Your goal:
Answer with the number of lines in the listing below that contain the word "name", and nothing else.

Exercise materials:
++++++

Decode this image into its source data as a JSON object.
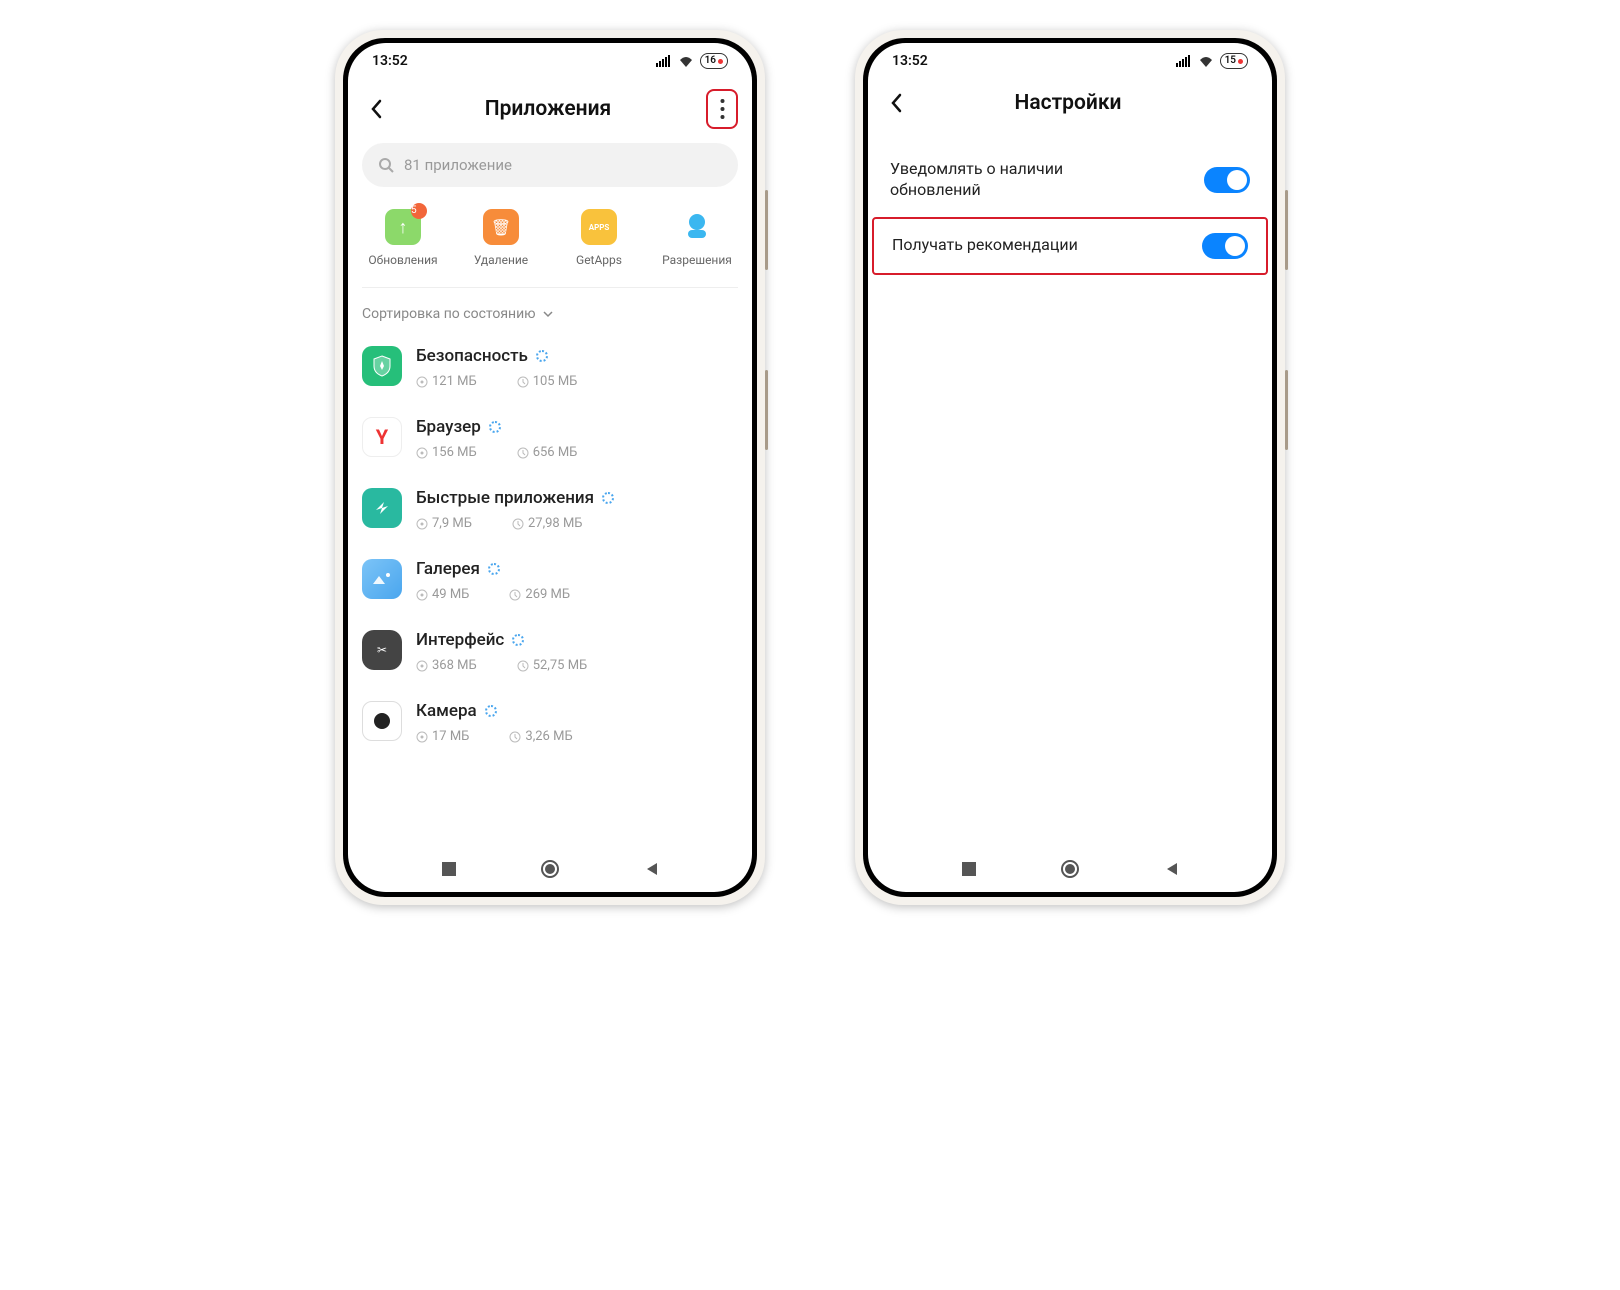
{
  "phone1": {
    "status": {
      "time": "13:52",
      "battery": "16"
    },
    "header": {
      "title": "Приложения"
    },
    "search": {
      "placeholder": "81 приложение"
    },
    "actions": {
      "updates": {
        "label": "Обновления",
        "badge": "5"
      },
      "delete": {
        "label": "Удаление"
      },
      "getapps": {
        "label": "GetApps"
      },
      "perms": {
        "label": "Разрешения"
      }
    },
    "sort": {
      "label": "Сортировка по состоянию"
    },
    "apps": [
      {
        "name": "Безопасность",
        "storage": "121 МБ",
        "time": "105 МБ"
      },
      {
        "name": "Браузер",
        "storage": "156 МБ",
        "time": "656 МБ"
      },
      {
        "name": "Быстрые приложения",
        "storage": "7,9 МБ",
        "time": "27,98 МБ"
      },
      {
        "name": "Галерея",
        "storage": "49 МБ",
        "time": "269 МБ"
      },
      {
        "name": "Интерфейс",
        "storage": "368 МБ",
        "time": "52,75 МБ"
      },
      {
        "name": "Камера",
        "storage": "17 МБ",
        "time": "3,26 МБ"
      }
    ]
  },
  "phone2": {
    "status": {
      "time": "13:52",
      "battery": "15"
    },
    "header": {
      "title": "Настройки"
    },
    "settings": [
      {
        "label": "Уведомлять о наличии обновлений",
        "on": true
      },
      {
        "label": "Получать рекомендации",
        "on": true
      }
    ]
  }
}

++++++

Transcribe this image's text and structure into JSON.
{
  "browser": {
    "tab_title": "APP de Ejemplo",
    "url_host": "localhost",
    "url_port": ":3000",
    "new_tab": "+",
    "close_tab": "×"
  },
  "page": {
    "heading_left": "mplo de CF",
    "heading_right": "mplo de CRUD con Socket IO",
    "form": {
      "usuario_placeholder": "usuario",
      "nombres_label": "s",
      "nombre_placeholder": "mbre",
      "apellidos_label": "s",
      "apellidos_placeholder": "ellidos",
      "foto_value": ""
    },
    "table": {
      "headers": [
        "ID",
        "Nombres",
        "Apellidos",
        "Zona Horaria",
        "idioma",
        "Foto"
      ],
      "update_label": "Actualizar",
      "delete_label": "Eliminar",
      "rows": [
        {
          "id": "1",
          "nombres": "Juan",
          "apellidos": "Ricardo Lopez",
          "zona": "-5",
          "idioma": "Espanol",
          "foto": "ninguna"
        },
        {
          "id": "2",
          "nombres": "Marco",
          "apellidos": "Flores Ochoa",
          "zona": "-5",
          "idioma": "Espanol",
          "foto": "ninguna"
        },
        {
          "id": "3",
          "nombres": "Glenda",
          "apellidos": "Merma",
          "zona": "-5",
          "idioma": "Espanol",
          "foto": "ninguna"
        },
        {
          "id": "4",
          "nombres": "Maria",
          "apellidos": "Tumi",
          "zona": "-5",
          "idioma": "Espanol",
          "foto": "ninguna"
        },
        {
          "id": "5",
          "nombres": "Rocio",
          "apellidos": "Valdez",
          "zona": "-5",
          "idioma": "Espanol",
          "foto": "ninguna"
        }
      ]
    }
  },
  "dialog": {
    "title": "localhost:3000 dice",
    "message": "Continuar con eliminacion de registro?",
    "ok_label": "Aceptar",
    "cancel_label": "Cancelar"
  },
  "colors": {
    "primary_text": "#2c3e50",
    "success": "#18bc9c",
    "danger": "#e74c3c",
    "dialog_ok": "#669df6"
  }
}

++++++

Exercise solution:
6